◆ Records supplied ◆
--- Start ---
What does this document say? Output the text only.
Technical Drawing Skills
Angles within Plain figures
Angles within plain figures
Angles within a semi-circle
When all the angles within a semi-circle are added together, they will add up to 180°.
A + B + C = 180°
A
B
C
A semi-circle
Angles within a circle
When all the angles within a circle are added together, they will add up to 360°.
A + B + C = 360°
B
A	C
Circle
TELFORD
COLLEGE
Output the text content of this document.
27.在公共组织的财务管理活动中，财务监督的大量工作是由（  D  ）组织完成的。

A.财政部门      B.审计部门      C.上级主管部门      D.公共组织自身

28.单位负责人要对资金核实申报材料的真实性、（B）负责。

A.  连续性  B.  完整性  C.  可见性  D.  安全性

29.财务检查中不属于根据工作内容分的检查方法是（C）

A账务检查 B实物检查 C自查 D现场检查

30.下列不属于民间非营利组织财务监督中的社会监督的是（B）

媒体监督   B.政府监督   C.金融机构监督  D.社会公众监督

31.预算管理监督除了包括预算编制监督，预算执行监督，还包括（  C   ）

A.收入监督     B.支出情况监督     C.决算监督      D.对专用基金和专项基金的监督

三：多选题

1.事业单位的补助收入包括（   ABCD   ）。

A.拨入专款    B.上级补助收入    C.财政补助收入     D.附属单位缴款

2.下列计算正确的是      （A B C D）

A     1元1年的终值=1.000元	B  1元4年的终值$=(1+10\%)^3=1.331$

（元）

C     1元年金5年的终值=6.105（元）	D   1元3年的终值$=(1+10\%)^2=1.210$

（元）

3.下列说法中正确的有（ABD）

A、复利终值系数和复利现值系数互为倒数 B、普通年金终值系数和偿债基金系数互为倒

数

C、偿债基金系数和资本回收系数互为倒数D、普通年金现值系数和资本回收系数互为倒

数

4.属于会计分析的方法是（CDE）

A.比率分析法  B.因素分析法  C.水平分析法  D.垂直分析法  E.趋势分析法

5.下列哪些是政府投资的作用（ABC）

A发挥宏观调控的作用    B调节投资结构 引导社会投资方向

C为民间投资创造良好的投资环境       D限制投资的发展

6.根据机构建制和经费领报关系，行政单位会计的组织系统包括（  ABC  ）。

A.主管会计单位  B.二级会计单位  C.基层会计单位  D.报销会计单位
--- End ---
◆ What you need to do ◆
Your task is to repeat every line exactly.

◆ Output ◆
What does this document say? Output the text only.
Technical Drawing Skills
Angles within Plain figures
Angles within plain figures
Angles within a semi-circle
When all the angles within a semi-circle are added together, they will add up to 180°.
A + B + C = 180°
A
B
C
A semi-circle
Angles within a circle
When all the angles within a circle are added together, they will add up to 360°.
A + B + C = 360°
B
A	C
Circle
TELFORD
COLLEGE
Output the text content of this document.
27.在公共组织的财务管理活动中，财务监督的大量工作是由（  D  ）组织完成的。

A.财政部门      B.审计部门      C.上级主管部门      D.公共组织自身

28.单位负责人要对资金核实申报材料的真实性、（B）负责。

A.  连续性  B.  完整性  C.  可见性  D.  安全性

29.财务检查中不属于根据工作内容分的检查方法是（C）

A账务检查 B实物检查 C自查 D现场检查

30.下列不属于民间非营利组织财务监督中的社会监督的是（B）

媒体监督   B.政府监督   C.金融机构监督  D.社会公众监督

31.预算管理监督除了包括预算编制监督，预算执行监督，还包括（  C   ）

A.收入监督     B.支出情况监督     C.决算监督      D.对专用基金和专项基金的监督

三：多选题

1.事业单位的补助收入包括（   ABCD   ）。

A.拨入专款    B.上级补助收入    C.财政补助收入     D.附属单位缴款

2.下列计算正确的是      （A B C D）

A     1元1年的终值=1.000元	B  1元4年的终值$=(1+10\%)^3=1.331$

（元）

C     1元年金5年的终值=6.105（元）	D   1元3年的终值$=(1+10\%)^2=1.210$

（元）

3.下列说法中正确的有（ABD）

A、复利终值系数和复利现值系数互为倒数 B、普通年金终值系数和偿债基金系数互为倒

数

C、偿债基金系数和资本回收系数互为倒数D、普通年金现值系数和资本回收系数互为倒

数

4.属于会计分析的方法是（CDE）

A.比率分析法  B.因素分析法  C.水平分析法  D.垂直分析法  E.趋势分析法

5.下列哪些是政府投资的作用（ABC）

A发挥宏观调控的作用    B调节投资结构 引导社会投资方向

C为民间投资创造良好的投资环境       D限制投资的发展

6.根据机构建制和经费领报关系，行政单位会计的组织系统包括（  ABC  ）。

A.主管会计单位  B.二级会计单位  C.基层会计单位  D.报销会计单位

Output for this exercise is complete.